## PROBLEM REQUIREMENTS
Filter the entries below, keeping every line that has the word "Distinctive".
########################################
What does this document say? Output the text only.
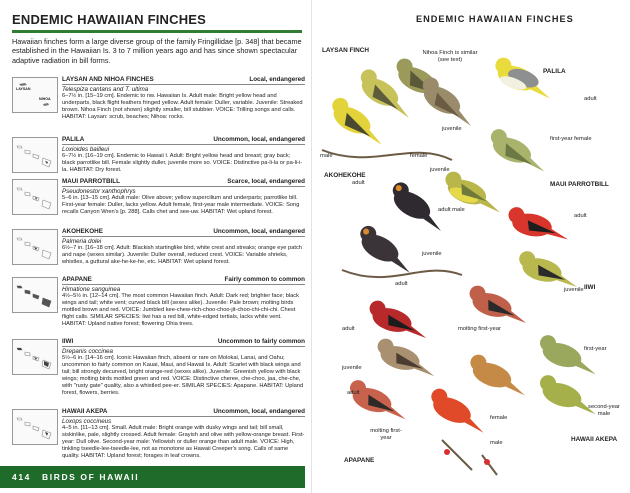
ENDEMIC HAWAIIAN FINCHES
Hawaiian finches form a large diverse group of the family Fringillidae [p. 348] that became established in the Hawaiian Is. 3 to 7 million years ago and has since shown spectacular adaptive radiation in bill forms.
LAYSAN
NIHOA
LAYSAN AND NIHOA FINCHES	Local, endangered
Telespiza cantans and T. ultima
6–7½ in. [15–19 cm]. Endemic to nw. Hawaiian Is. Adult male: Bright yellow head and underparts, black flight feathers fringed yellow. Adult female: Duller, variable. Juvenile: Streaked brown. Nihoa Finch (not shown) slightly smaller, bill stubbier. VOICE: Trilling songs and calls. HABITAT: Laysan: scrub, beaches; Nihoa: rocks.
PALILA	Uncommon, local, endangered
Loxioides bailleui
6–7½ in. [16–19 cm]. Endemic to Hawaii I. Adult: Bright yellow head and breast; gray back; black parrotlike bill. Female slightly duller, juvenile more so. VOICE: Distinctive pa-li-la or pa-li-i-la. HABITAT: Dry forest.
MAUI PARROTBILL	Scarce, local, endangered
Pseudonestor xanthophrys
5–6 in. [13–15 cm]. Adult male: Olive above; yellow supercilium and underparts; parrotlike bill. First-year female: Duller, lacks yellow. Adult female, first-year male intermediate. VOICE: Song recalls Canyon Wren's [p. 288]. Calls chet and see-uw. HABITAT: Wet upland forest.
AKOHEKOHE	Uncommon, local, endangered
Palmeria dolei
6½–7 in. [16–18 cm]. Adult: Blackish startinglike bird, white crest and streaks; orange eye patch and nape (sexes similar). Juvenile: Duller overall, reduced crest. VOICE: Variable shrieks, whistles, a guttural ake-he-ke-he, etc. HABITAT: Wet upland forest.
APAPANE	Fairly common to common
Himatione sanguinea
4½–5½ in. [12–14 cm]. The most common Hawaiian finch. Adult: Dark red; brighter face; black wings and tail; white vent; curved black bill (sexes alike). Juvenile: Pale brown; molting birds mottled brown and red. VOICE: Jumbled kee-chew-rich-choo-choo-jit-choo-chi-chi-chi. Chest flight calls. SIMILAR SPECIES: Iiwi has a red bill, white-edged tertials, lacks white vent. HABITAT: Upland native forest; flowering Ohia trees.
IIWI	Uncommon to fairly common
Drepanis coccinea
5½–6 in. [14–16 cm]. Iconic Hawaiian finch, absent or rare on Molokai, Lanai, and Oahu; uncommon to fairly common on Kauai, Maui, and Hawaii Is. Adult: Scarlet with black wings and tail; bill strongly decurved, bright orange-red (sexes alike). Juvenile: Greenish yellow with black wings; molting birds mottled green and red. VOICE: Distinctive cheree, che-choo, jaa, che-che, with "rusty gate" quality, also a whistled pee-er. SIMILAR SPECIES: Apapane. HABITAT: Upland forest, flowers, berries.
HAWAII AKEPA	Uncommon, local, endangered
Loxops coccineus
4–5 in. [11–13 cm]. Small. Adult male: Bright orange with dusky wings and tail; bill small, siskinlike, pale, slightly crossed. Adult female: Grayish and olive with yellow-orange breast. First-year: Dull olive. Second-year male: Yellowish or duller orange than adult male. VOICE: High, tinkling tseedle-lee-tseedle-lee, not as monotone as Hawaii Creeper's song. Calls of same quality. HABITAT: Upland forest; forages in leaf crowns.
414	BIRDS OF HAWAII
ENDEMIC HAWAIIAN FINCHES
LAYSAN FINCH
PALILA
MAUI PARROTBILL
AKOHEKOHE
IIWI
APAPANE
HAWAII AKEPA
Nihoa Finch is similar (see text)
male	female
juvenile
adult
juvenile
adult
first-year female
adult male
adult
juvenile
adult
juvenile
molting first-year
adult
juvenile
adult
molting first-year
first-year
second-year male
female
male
########################################
## WORKED ANSWER
6–7½ in. [16–19 cm]. Endemic to Hawaii I. Adult: Bright yellow head and breast; gray back; black parrotlike bill. Female slightly duller, juvenile more so. VOICE: Distinctive pa-li-la or pa-li-i-la. HABITAT: Dry forest.
5½–6 in. [14–16 cm]. Iconic Hawaiian finch, absent or rare on Molokai, Lanai, and Oahu; uncommon to fairly common on Kauai, Maui, and Hawaii Is. Adult: Scarlet with black wings and tail; bill strongly decurved, bright orange-red (sexes alike). Juvenile: Greenish yellow with black wings; molting birds mottled green and red. VOICE: Distinctive cheree, che-choo, jaa, che-che, with "rusty gate" quality, also a whistled pee-er. SIMILAR SPECIES: Apapane. HABITAT: Upland forest, flowers, berries.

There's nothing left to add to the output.